◆ **PROMPT**
Copy each line containing the word "Fish" from the records that follow, please.

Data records
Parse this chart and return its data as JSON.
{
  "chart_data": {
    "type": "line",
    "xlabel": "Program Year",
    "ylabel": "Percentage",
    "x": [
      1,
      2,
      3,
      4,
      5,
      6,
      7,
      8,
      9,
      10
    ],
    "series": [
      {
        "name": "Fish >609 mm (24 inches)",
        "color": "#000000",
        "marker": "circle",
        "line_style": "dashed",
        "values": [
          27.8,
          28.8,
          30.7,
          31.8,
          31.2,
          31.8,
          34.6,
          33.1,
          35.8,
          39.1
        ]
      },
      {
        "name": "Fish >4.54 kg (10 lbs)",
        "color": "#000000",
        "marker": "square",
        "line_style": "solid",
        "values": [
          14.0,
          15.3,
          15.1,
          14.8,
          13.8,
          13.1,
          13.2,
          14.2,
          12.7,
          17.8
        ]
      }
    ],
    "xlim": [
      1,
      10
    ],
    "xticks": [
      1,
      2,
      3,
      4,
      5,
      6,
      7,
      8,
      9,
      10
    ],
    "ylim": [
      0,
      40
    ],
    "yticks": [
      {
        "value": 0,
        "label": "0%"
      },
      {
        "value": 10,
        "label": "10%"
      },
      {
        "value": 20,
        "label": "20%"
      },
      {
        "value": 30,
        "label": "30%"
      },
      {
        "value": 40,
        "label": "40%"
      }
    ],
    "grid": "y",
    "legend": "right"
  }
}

◆ **OUTPUT**
        "name": "Fish >609 mm (24 inches)",
        "name": "Fish >4.54 kg (10 lbs)",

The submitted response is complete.